WHAT YOU SHOULD DO: Will you print the material below without altering a single character?

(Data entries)

########################################

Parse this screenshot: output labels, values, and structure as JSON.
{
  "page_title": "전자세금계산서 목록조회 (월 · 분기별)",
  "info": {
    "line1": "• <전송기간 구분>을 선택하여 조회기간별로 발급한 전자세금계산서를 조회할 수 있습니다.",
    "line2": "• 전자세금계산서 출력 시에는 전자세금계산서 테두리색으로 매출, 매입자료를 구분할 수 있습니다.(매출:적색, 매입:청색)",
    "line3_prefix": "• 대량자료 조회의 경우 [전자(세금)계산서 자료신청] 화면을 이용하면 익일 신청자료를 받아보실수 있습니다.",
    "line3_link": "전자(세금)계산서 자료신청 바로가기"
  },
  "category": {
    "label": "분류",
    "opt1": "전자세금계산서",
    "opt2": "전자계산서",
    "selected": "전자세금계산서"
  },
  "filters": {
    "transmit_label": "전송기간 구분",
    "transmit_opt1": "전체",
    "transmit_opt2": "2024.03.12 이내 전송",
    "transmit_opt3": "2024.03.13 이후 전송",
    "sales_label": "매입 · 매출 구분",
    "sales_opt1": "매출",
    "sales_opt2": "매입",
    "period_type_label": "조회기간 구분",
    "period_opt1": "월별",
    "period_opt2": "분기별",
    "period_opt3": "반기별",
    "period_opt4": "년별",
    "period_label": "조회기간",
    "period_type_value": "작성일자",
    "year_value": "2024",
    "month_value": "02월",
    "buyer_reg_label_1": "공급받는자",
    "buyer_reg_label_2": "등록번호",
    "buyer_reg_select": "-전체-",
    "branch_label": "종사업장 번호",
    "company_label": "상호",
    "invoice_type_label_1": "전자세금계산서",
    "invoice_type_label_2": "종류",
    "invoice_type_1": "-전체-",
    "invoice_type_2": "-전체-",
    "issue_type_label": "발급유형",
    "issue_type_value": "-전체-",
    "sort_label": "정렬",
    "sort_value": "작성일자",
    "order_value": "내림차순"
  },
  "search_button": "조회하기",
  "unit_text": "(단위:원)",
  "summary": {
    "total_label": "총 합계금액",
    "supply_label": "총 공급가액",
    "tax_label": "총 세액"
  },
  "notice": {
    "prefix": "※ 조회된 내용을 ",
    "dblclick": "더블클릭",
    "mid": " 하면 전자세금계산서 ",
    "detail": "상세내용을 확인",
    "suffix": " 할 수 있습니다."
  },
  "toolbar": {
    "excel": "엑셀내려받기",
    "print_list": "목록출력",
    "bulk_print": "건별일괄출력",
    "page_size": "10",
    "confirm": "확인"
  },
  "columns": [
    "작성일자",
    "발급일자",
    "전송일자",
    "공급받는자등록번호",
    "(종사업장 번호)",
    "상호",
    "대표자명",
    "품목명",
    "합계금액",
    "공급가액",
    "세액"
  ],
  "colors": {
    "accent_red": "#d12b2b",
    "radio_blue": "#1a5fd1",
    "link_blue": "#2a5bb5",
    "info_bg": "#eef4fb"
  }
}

########################################

REPLY:
Parse this screenshot: output labels, values, and structure as JSON.
{
  "page_title": "전자세금계산서 목록조회 (월 · 분기별)",
  "info": {
    "line1": "• <전송기간 구분>을 선택하여 조회기간별로 발급한 전자세금계산서를 조회할 수 있습니다.",
    "line2": "• 전자세금계산서 출력 시에는 전자세금계산서 테두리색으로 매출, 매입자료를 구분할 수 있습니다.(매출:적색, 매입:청색)",
    "line3_prefix": "• 대량자료 조회의 경우 [전자(세금)계산서 자료신청] 화면을 이용하면 익일 신청자료를 받아보실수 있습니다.",
    "line3_link": "전자(세금)계산서 자료신청 바로가기"
  },
  "category": {
    "label": "분류",
    "opt1": "전자세금계산서",
    "opt2": "전자계산서",
    "selected": "전자세금계산서"
  },
  "filters": {
    "transmit_label": "전송기간 구분",
    "transmit_opt1": "전체",
    "transmit_opt2": "2024.03.12 이내 전송",
    "transmit_opt3": "2024.03.13 이후 전송",
    "sales_label": "매입 · 매출 구분",
    "sales_opt1": "매출",
    "sales_opt2": "매입",
    "period_type_label": "조회기간 구분",
    "period_opt1": "월별",
    "period_opt2": "분기별",
    "period_opt3": "반기별",
    "period_opt4": "년별",
    "period_label": "조회기간",
    "period_type_value": "작성일자",
    "year_value": "2024",
    "month_value": "02월",
    "buyer_reg_label_1": "공급받는자",
    "buyer_reg_label_2": "등록번호",
    "buyer_reg_select": "-전체-",
    "branch_label": "종사업장 번호",
    "company_label": "상호",
    "invoice_type_label_1": "전자세금계산서",
    "invoice_type_label_2": "종류",
    "invoice_type_1": "-전체-",
    "invoice_type_2": "-전체-",
    "issue_type_label": "발급유형",
    "issue_type_value": "-전체-",
    "sort_label": "정렬",
    "sort_value": "작성일자",
    "order_value": "내림차순"
  },
  "search_button": "조회하기",
  "unit_text": "(단위:원)",
  "summary": {
    "total_label": "총 합계금액",
    "supply_label": "총 공급가액",
    "tax_label": "총 세액"
  },
  "notice": {
    "prefix": "※ 조회된 내용을 ",
    "dblclick": "더블클릭",
    "mid": " 하면 전자세금계산서 ",
    "detail": "상세내용을 확인",
    "suffix": " 할 수 있습니다."
  },
  "toolbar": {
    "excel": "엑셀내려받기",
    "print_list": "목록출력",
    "bulk_print": "건별일괄출력",
    "page_size": "10",
    "confirm": "확인"
  },
  "columns": [
    "작성일자",
    "발급일자",
    "전송일자",
    "공급받는자등록번호",
    "(종사업장 번호)",
    "상호",
    "대표자명",
    "품목명",
    "합계금액",
    "공급가액",
    "세액"
  ],
  "colors": {
    "accent_red": "#d12b2b",
    "radio_blue": "#1a5fd1",
    "link_blue": "#2a5bb5",
    "info_bg": "#eef4fb"
  }
}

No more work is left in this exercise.